### [Page]
Part I. Ordinary Least Squares in Matrix Notation

In matrix notation, the ordinary least squares (OLS) estimates of simple linear regression and factorial analysis is a straightforward generalization of:

\[ {\bf y} = {\bf X} \beta^T + {\bf \epsilon} \]

Here, \({\bf y}\) is a \(n \times 1\) vector of observations1, \(\beta^T\) represents a \(1 \times k\) of regression coefficients (intercepts, group means, regression coefficients, etc.), \(X\) is an \(n \times k\) “design matrix” for the model (more on this later), and \({\bf \epsilon}\) is a vector of random “errors”2.

To sink into \(X\), the design matrix, a bit, consider the familiar intercept / slope model (\({\bf y} = \alpha + \beta {\bf x} + {\bf \epsilon}\)). Here \(X\) will have TWO columns \((1, {\bf x})\), one for the intercept, the second for the covariate \(x\). An even SIMPLER case is to only have an intercept column, where every element is = 1. This is equivalent to just estimating a mean and standard deviation. Walking through the examples below may provide some intuition for why a column of 1’s is an “intercept”.

And never forget that our goal is to estimate all the \(\beta\) values (and also the ever-forgotten \(\sigma\) standard deviation of the \(\epsilon\)).

1. Solving for \(\widehat{\beta}\)

### [Annotated element listings]
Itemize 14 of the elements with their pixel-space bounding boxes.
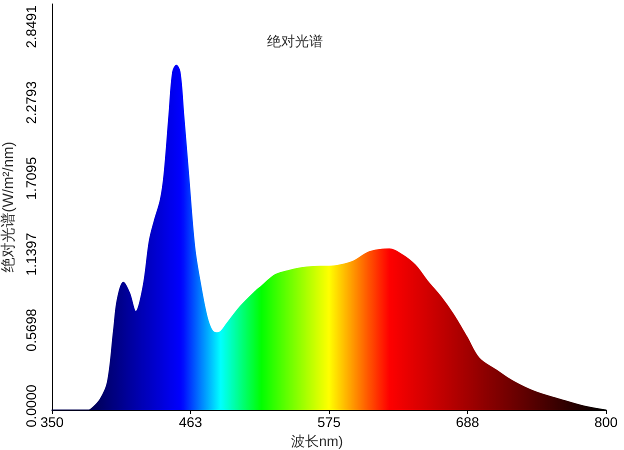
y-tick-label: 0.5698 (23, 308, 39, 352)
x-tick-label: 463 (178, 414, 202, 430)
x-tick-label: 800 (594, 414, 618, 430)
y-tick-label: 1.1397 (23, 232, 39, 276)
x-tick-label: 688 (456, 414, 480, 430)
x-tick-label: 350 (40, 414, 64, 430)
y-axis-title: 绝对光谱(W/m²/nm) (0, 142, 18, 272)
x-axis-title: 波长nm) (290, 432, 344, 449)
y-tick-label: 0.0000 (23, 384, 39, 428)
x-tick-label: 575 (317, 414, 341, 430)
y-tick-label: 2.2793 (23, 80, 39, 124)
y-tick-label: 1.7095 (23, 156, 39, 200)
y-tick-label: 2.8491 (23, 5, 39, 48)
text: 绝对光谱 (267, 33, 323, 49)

==

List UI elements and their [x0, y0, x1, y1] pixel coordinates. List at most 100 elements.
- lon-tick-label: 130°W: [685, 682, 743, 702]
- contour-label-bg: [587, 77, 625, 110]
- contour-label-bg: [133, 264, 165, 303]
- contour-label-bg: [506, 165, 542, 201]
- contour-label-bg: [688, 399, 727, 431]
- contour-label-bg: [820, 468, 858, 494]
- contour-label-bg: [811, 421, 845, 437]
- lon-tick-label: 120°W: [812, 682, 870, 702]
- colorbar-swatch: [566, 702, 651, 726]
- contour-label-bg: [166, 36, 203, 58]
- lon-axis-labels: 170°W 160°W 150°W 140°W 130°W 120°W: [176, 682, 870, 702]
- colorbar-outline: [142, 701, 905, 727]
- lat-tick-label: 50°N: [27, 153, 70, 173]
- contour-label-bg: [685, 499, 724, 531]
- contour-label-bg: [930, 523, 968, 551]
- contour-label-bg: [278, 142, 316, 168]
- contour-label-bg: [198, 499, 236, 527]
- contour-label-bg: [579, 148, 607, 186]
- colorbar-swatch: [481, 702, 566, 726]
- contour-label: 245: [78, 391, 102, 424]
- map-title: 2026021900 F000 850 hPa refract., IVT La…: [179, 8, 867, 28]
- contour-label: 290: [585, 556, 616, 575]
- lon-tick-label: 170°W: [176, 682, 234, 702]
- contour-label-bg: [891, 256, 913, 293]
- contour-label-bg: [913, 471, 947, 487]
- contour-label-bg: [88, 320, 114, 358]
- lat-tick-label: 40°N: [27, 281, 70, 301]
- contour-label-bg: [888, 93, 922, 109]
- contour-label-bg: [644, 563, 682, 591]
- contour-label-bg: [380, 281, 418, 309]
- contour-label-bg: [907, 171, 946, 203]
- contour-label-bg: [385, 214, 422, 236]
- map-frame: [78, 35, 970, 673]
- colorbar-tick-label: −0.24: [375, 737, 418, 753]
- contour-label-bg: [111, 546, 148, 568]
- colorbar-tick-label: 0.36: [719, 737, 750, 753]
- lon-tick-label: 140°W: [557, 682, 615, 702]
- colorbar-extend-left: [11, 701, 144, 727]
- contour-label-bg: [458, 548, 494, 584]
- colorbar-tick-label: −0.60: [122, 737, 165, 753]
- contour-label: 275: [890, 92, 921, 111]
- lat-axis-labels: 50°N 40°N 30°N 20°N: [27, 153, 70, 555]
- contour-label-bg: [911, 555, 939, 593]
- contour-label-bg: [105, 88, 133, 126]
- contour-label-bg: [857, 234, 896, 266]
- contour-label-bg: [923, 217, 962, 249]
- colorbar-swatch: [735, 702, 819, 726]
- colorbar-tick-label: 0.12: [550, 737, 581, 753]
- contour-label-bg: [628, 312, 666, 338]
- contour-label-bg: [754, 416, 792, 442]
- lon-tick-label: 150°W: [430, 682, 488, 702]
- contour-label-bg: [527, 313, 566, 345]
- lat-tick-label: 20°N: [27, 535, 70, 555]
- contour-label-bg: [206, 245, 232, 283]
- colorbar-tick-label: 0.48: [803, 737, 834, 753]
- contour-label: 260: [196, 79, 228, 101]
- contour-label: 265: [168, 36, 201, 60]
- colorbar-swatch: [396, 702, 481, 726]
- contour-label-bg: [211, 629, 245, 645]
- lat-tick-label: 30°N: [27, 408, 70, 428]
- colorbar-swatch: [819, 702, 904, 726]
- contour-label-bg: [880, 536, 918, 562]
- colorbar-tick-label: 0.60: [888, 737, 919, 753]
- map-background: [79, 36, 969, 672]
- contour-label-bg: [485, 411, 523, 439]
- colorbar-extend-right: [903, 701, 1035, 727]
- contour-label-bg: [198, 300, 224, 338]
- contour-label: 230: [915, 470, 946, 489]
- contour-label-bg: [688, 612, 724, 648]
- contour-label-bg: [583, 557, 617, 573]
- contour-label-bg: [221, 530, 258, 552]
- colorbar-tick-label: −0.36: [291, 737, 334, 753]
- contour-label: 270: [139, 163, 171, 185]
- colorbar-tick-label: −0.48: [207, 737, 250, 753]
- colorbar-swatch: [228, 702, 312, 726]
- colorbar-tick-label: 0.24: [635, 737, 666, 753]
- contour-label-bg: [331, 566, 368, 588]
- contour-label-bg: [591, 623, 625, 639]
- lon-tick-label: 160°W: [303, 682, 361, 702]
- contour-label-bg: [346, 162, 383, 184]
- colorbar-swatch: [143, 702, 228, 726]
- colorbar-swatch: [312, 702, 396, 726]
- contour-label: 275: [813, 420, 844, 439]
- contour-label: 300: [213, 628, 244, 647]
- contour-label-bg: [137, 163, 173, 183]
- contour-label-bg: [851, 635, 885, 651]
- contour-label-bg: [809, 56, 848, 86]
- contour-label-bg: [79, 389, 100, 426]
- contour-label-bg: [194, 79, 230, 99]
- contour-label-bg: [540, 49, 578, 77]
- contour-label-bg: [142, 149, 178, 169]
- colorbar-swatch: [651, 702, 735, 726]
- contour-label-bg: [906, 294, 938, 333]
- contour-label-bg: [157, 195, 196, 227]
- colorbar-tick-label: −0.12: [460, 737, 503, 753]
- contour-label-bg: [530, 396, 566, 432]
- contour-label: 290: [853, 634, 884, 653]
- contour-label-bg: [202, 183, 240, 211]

---

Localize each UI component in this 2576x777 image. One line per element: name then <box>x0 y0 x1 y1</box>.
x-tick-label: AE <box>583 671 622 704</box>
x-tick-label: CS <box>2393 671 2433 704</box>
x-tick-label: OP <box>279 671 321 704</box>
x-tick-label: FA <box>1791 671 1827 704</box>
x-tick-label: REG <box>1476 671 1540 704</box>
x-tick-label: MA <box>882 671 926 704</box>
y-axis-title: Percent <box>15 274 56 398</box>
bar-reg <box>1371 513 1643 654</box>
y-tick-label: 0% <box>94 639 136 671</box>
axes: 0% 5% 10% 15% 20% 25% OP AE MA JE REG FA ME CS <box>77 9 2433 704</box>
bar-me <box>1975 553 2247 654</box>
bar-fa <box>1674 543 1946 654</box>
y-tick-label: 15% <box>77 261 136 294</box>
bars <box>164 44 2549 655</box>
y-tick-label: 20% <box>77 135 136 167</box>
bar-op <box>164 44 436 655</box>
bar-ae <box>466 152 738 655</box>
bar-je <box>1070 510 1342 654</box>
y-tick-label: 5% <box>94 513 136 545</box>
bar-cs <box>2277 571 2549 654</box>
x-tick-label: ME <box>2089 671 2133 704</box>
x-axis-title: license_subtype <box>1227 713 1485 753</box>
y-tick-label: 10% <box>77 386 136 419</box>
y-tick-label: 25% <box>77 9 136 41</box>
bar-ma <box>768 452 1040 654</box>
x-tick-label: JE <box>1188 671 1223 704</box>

### [Directive]
Continue the passage on ordinary least squares in matrix notation, beginning directly after its final heading.

### [Output of the exercise]
Just a bit of algebra & calculus here. We really want to minimize those residuals \(\epsilon\), which we do by taking the derivative and setting to 0. So:

\[{\partial {\bf \epsilon} \over \partial\beta} = {\partial \left( {\bf y} - X \beta^T \right) \over \partial \beta}\]

It seems crazy that this is even possible, but once you get used to it - matrix / vector calculus is pretty similar to scalar (number) calculus. In any case, you CAN take that derivative, and you CAN set it equal to 0, and you CAN solve for \(\beta\) (even though it’s a vector and X is a FREAKING MATRIX[!!]) and you get a solution that looks like this:

\[\hat{\beta} = \left(\mathbf{X}^T \mathbf{X}\right)^{-1} \mathbf{X}^T y\]

This is general, and computable (i.e. no need to numerically look for a solution). But it does need some picking apart and explaining. We’ll do some simple examples below.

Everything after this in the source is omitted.